→ **OBJECTIVE**
Extract each line bearing the word "status".

DATASET start

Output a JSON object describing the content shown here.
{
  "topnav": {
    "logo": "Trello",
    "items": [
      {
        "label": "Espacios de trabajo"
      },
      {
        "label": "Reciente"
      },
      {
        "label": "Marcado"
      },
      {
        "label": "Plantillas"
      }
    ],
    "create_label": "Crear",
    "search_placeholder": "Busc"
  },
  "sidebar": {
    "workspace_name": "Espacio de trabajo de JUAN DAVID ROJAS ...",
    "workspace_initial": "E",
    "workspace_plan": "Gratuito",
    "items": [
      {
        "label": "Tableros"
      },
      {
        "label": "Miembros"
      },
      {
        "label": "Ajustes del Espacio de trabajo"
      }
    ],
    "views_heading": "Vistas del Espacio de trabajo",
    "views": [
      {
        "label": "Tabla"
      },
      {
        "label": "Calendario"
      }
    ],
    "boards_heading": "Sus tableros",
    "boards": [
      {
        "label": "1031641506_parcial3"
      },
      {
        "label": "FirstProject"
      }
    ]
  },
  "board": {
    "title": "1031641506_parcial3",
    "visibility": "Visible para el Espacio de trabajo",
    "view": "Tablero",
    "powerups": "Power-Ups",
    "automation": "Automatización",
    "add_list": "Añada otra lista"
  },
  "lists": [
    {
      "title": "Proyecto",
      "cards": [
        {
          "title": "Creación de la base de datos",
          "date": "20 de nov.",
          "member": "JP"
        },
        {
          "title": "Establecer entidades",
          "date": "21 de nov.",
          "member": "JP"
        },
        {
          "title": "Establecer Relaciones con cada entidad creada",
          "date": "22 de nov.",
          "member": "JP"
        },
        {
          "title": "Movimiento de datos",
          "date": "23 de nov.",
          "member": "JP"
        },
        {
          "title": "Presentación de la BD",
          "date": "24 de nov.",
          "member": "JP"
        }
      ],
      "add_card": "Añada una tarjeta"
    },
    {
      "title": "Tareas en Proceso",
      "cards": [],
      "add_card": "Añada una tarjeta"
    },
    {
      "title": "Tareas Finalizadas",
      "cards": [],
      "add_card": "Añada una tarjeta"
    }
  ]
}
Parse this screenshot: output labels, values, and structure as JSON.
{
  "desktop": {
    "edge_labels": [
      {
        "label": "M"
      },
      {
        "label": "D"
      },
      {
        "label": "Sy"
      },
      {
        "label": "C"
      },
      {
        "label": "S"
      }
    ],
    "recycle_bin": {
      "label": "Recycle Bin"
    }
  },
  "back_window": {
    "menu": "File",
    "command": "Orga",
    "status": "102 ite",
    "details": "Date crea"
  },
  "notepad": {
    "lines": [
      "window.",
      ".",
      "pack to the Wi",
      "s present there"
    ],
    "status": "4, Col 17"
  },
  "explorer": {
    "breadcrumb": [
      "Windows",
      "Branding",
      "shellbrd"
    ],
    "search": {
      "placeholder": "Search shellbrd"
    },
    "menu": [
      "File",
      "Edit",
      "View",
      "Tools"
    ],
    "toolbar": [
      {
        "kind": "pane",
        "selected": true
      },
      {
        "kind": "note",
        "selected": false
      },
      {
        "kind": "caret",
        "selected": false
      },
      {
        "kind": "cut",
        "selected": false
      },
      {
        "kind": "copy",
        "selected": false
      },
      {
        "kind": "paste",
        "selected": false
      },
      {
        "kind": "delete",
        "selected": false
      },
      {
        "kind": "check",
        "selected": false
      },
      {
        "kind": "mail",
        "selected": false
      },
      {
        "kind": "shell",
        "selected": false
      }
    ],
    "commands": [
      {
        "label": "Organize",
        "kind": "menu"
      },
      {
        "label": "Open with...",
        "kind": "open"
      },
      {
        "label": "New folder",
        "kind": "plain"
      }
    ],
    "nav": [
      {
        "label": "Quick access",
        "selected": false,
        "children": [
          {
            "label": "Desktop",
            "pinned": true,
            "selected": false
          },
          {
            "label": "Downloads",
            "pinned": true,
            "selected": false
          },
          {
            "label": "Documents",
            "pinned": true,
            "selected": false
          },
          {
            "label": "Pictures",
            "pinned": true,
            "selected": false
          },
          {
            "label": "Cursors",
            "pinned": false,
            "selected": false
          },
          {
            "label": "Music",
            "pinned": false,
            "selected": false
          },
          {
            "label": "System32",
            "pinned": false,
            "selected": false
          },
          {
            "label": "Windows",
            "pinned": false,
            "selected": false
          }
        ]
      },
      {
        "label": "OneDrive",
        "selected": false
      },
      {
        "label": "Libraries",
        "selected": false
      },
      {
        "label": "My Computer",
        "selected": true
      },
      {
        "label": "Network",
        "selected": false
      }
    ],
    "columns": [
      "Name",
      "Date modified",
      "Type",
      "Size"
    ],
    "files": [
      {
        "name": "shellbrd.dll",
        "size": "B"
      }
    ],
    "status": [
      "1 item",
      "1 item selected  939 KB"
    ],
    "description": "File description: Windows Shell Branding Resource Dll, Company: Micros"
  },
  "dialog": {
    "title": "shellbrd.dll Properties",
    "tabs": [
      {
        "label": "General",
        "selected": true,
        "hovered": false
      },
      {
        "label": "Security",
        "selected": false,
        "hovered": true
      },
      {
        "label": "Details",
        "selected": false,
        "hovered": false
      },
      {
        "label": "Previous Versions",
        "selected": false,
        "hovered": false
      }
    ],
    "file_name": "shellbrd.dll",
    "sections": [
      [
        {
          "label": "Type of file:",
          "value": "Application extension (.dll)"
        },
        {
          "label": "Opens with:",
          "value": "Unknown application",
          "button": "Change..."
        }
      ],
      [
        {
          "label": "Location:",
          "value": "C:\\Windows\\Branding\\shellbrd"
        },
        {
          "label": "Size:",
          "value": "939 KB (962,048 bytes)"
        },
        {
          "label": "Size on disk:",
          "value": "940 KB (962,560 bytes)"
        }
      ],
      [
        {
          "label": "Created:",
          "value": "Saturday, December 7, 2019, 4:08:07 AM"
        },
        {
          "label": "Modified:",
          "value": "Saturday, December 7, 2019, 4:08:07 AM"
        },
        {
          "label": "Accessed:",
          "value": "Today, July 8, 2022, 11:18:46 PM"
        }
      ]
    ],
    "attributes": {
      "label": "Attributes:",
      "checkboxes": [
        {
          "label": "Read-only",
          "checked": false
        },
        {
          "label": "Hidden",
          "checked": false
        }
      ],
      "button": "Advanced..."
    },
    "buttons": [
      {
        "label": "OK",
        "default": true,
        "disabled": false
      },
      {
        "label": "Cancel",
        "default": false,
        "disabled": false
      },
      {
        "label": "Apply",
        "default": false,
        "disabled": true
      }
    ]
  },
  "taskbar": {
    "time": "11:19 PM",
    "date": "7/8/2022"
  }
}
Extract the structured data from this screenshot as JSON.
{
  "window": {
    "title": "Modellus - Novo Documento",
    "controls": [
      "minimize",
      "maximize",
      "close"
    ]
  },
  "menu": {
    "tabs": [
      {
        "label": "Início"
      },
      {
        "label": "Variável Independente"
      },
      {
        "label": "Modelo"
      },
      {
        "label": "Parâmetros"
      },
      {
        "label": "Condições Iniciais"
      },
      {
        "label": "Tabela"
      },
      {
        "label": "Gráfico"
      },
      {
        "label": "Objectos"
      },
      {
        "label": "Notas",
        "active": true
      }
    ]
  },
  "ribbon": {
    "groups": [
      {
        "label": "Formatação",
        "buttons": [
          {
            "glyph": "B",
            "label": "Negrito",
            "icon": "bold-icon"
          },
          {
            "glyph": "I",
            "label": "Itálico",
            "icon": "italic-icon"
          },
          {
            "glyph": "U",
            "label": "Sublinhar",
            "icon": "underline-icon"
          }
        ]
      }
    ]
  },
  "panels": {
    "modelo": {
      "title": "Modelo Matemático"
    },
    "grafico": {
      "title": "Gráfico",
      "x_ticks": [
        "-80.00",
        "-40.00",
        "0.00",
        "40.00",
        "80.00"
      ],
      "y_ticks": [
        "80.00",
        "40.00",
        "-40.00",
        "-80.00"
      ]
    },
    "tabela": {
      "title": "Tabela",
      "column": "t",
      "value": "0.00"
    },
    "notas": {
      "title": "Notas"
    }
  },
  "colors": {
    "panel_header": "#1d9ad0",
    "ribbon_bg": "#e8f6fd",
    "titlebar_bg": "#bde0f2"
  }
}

DATASET end

→ **FULL SOLUTION**
    "status": "102 ite",
    "status": "4, Col 17"
    "status": [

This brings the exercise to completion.